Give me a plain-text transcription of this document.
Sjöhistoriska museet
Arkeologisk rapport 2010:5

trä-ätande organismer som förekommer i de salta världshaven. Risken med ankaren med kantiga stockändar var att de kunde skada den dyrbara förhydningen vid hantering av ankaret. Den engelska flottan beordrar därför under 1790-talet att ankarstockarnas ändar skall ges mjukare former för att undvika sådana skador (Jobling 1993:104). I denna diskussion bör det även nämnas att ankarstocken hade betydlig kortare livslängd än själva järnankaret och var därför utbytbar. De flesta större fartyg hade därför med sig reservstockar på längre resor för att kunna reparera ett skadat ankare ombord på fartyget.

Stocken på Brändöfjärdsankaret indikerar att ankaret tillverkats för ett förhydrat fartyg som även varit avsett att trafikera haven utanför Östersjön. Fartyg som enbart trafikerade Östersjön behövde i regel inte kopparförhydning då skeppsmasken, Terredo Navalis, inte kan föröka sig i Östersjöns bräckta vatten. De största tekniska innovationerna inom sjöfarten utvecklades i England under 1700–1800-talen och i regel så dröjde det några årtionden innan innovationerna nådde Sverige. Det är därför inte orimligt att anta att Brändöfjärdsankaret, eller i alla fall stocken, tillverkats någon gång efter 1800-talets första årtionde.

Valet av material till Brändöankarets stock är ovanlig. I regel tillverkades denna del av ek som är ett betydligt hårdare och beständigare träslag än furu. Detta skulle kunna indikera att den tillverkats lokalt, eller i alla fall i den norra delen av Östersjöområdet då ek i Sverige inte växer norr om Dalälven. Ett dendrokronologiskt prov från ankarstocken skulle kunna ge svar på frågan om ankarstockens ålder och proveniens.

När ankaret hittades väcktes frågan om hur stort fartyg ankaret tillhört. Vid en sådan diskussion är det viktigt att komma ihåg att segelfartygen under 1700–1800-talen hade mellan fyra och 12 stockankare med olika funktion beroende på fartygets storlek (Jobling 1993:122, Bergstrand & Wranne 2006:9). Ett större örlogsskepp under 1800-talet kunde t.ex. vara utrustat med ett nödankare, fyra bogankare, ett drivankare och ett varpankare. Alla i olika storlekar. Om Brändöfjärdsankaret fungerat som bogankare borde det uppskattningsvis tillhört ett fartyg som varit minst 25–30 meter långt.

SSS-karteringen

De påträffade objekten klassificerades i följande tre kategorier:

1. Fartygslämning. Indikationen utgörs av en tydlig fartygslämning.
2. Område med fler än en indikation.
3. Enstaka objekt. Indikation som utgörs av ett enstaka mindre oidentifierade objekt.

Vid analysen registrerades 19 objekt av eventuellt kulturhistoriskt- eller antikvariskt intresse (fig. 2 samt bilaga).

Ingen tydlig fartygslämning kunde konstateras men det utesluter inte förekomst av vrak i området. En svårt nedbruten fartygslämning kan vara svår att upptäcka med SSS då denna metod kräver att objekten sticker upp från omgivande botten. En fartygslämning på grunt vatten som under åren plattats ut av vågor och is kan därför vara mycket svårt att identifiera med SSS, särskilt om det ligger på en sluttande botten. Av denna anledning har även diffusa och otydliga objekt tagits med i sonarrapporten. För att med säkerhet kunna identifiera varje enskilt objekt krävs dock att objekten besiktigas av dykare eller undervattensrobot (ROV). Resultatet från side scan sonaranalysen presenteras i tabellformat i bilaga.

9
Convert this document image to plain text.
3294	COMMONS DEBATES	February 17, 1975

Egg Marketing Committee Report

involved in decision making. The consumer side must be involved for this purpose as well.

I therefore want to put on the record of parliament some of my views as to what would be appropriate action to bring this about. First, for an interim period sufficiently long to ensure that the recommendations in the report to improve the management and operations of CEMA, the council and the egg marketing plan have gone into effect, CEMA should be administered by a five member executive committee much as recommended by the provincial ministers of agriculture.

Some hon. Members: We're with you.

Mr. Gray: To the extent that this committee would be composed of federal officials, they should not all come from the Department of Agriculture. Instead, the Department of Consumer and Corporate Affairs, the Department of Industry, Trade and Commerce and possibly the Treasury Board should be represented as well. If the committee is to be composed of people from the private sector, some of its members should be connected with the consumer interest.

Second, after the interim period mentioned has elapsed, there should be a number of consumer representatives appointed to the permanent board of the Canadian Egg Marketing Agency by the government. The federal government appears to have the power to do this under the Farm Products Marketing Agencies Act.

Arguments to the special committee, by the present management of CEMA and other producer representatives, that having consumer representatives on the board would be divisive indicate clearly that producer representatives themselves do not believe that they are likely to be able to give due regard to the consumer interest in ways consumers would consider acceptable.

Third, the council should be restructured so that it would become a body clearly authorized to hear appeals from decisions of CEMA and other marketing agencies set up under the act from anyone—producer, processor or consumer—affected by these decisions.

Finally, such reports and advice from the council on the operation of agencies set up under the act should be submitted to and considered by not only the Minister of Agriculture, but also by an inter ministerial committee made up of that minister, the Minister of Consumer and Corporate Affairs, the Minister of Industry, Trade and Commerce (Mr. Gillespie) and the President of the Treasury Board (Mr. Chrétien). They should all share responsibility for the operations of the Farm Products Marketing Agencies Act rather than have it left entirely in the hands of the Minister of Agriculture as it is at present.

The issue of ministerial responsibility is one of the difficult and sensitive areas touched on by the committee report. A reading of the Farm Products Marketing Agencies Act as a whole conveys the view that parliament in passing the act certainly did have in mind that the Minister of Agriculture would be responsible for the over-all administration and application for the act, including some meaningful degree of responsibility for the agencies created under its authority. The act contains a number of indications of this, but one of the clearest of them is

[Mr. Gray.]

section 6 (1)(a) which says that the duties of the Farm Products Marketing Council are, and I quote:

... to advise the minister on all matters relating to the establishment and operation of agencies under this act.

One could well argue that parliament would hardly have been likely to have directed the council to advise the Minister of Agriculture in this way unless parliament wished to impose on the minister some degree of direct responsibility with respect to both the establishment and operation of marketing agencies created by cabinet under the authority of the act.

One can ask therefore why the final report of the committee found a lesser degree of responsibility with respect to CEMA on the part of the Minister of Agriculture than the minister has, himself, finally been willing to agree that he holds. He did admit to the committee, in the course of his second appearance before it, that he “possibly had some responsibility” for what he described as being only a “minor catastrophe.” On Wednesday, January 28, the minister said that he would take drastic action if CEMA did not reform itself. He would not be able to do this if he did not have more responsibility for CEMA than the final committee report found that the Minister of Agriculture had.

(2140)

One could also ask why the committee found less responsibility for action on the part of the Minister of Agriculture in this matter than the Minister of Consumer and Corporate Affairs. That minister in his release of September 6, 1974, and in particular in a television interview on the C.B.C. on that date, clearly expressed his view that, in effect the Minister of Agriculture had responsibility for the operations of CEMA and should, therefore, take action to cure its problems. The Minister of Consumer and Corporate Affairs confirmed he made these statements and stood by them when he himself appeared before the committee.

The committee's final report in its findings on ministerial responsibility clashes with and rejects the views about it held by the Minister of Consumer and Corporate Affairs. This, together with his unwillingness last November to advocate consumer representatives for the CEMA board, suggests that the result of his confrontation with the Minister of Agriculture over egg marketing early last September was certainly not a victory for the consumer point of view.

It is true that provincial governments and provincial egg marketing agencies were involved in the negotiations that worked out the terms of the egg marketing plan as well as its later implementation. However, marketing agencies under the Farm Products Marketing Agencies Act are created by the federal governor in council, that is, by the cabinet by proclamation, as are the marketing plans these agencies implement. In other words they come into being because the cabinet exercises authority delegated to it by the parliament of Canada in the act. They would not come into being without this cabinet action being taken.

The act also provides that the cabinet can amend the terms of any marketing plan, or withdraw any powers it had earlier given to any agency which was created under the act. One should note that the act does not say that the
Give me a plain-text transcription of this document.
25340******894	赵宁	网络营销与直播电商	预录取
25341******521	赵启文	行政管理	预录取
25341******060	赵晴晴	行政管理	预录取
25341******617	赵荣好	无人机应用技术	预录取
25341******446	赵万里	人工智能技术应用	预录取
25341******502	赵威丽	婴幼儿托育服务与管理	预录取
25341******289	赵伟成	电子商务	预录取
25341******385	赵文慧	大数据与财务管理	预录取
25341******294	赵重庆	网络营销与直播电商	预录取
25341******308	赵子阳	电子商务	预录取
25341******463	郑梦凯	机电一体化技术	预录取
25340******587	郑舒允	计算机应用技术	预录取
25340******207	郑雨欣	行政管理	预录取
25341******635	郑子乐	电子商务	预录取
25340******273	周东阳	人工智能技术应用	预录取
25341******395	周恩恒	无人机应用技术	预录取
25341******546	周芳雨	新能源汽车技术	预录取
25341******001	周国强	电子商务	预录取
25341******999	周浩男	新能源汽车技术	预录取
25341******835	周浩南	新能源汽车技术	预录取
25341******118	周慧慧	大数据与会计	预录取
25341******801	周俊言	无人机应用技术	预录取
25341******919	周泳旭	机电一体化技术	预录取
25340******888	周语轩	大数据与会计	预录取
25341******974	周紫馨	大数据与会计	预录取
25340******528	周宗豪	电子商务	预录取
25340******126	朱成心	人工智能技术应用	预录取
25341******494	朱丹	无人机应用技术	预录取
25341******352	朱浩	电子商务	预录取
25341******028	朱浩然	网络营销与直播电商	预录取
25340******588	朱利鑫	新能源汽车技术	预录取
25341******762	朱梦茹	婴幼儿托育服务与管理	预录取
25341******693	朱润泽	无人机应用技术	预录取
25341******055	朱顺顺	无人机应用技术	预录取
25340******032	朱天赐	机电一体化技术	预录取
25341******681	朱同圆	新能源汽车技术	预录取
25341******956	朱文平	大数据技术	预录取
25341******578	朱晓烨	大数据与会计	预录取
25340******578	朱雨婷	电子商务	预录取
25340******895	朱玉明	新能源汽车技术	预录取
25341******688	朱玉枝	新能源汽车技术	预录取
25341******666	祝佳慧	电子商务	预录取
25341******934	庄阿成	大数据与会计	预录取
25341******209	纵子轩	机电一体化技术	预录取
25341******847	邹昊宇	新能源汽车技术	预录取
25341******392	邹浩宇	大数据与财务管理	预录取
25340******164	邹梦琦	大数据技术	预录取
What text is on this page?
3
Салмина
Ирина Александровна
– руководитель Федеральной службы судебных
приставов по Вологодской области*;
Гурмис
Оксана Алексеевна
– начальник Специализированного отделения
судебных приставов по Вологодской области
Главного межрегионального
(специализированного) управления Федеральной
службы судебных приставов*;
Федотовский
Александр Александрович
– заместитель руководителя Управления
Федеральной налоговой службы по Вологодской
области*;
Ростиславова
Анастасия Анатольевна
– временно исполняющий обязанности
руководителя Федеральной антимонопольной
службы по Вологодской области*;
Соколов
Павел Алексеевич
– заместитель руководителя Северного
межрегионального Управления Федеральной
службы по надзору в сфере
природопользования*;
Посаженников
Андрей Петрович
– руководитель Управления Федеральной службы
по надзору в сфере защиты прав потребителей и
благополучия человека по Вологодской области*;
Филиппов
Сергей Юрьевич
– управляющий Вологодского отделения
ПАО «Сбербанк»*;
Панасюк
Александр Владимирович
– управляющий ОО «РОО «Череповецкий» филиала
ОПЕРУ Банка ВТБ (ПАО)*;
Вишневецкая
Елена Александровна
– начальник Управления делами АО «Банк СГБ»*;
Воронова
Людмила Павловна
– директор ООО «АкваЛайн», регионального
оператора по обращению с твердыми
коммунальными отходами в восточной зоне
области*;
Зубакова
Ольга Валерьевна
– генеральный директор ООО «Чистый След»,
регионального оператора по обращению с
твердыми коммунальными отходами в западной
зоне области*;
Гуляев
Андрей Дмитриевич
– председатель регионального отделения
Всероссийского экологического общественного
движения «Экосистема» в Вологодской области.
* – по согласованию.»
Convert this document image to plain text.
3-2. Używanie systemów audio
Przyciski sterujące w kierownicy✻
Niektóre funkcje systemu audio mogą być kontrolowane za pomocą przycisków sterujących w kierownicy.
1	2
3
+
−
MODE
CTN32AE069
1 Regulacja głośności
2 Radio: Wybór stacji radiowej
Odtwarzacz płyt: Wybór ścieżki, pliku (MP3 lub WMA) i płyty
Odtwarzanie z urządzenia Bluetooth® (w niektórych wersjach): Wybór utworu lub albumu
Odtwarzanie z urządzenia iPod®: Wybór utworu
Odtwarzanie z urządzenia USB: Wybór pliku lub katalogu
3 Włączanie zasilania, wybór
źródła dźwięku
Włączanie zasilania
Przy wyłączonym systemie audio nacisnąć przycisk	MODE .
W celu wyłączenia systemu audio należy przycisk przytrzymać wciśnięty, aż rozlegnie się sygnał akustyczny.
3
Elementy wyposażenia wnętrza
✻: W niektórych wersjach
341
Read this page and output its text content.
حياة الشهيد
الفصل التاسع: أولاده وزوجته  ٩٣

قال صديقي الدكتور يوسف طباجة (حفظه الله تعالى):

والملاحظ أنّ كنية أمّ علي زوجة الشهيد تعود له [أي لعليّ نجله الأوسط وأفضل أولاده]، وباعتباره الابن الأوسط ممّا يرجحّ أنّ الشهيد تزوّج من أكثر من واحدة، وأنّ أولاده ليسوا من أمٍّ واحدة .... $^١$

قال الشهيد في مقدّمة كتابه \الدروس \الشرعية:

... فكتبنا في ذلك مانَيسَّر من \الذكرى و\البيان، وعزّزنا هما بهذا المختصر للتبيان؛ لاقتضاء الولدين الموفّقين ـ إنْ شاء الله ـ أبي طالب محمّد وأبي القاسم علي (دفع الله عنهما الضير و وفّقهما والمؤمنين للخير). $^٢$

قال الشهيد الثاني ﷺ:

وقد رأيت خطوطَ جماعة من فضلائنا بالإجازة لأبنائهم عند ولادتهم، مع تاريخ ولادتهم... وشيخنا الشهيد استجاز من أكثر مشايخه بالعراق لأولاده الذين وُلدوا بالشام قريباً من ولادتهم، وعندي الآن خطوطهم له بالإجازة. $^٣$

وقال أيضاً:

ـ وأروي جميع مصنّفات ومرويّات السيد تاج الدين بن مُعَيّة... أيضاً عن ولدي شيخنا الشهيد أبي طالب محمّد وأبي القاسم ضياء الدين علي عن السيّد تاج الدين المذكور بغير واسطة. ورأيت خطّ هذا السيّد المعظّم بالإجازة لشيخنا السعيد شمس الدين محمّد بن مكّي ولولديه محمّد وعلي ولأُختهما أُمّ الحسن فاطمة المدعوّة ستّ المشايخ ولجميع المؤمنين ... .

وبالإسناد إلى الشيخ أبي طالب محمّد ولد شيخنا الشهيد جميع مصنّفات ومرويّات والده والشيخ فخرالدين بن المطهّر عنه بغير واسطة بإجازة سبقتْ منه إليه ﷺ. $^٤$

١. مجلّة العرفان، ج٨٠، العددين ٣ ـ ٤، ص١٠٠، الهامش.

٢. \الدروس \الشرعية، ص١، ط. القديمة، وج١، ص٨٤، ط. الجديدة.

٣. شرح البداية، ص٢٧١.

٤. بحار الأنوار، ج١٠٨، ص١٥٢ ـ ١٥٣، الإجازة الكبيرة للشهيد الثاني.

═══

Look through the data and gather every line with the string "приставов" in it.

OUTPUT OF THE TASK.
приставов по Вологодской области*;
судебных приставов по Вологодской области
службы судебных приставов*;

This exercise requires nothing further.